Extracted entries -
------------------------------------------------

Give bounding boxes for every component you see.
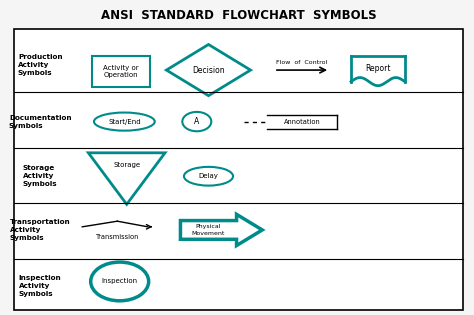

------------------------------------------------

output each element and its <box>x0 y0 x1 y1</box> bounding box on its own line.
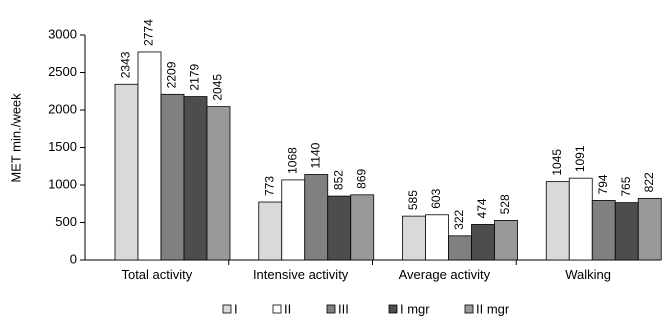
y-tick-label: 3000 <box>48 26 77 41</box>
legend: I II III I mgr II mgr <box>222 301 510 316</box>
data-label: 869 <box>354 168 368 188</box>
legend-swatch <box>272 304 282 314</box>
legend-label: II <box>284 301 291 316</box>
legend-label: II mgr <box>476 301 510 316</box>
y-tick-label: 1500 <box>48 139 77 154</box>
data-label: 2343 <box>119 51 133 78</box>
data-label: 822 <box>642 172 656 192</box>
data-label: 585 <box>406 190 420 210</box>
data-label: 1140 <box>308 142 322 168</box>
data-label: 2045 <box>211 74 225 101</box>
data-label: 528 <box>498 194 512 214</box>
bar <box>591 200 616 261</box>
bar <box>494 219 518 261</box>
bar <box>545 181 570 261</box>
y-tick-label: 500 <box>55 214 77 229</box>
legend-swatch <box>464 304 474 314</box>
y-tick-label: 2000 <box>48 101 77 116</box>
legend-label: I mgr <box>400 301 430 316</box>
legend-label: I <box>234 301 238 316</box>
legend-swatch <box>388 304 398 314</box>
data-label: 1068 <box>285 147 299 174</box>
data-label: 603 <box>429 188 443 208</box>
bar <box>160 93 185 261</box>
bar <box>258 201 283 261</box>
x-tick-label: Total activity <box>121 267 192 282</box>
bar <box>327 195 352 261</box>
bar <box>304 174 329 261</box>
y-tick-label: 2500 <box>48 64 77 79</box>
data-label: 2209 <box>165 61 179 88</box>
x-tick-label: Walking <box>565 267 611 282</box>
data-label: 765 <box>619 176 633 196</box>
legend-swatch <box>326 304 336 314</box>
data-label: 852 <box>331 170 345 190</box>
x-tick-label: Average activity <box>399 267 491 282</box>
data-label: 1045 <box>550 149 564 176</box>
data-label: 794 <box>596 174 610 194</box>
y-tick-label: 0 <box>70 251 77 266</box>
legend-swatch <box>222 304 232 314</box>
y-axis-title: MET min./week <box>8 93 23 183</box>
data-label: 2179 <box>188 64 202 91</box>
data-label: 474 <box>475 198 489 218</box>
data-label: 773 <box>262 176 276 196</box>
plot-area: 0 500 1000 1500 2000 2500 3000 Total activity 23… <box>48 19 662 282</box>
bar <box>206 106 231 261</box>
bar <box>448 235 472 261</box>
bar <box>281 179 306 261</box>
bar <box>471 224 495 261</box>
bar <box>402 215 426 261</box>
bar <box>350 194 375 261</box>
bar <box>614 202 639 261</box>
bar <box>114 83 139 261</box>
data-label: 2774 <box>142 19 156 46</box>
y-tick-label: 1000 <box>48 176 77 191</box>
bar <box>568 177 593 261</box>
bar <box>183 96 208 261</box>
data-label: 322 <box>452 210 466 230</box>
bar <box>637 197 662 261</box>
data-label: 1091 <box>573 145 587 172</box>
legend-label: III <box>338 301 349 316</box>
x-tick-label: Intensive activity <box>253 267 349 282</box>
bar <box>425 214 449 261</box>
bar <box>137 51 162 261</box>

------------------------------------------------

Set exercise -
Turn the lines of the listing above into a numbered list, starting with the line that contains "output each element" and going on through the line that contains "bar <box>448 235 472 261</box>", and drop any blank lines. Leave the pictures out.

Solved problem -
1. output each element and its <box>x0 y0 x1 y1</box> bounding box on its own line.
2. y-tick-label: 3000 <box>48 26 77 41</box>
3. legend: I II III I mgr II mgr <box>222 301 510 316</box>
4. data-label: 869 <box>354 168 368 188</box>
5. legend-swatch <box>272 304 282 314</box>
6. legend-label: II <box>284 301 291 316</box>
7. legend-label: II mgr <box>476 301 510 316</box>
8. y-tick-label: 1500 <box>48 139 77 154</box>
9. data-label: 2343 <box>119 51 133 78</box>
10. data-label: 822 <box>642 172 656 192</box>
11. data-label: 585 <box>406 190 420 210</box>
12. data-label: 1140 <box>308 142 322 168</box>
13. data-label: 2045 <box>211 74 225 101</box>
14. data-label: 528 <box>498 194 512 214</box>
15. bar <box>591 200 616 261</box>
16. bar <box>494 219 518 261</box>
17. bar <box>545 181 570 261</box>
18. y-tick-label: 500 <box>55 214 77 229</box>
19. legend-swatch <box>464 304 474 314</box>
20. y-tick-label: 2000 <box>48 101 77 116</box>
21. legend-label: I mgr <box>400 301 430 316</box>
22. legend-label: I <box>234 301 238 316</box>
23. legend-swatch <box>388 304 398 314</box>
24. data-label: 1068 <box>285 147 299 174</box>
25. data-label: 603 <box>429 188 443 208</box>
26. bar <box>160 93 185 261</box>
27. bar <box>258 201 283 261</box>
28. x-tick-label: Total activity <box>121 267 192 282</box>
29. bar <box>327 195 352 261</box>
30. bar <box>304 174 329 261</box>
31. y-tick-label: 2500 <box>48 64 77 79</box>
32. data-label: 2209 <box>165 61 179 88</box>
33. x-tick-label: Walking <box>565 267 611 282</box>
34. data-label: 765 <box>619 176 633 196</box>
35. legend-swatch <box>326 304 336 314</box>
36. data-label: 852 <box>331 170 345 190</box>
37. x-tick-label: Average activity <box>399 267 491 282</box>
38. data-label: 1045 <box>550 149 564 176</box>
39. data-label: 794 <box>596 174 610 194</box>
40. y-tick-label: 0 <box>70 251 77 266</box>
41. legend-swatch <box>222 304 232 314</box>
42. y-axis-title: MET min./week <box>8 93 23 183</box>
43. data-label: 2179 <box>188 64 202 91</box>
44. data-label: 474 <box>475 198 489 218</box>
45. data-label: 773 <box>262 176 276 196</box>
46. plot-area: 0 500 1000 1500 2000 2500 3000 Total activity 23… <box>48 19 662 282</box>
47. bar <box>206 106 231 261</box>
48. bar <box>448 235 472 261</box>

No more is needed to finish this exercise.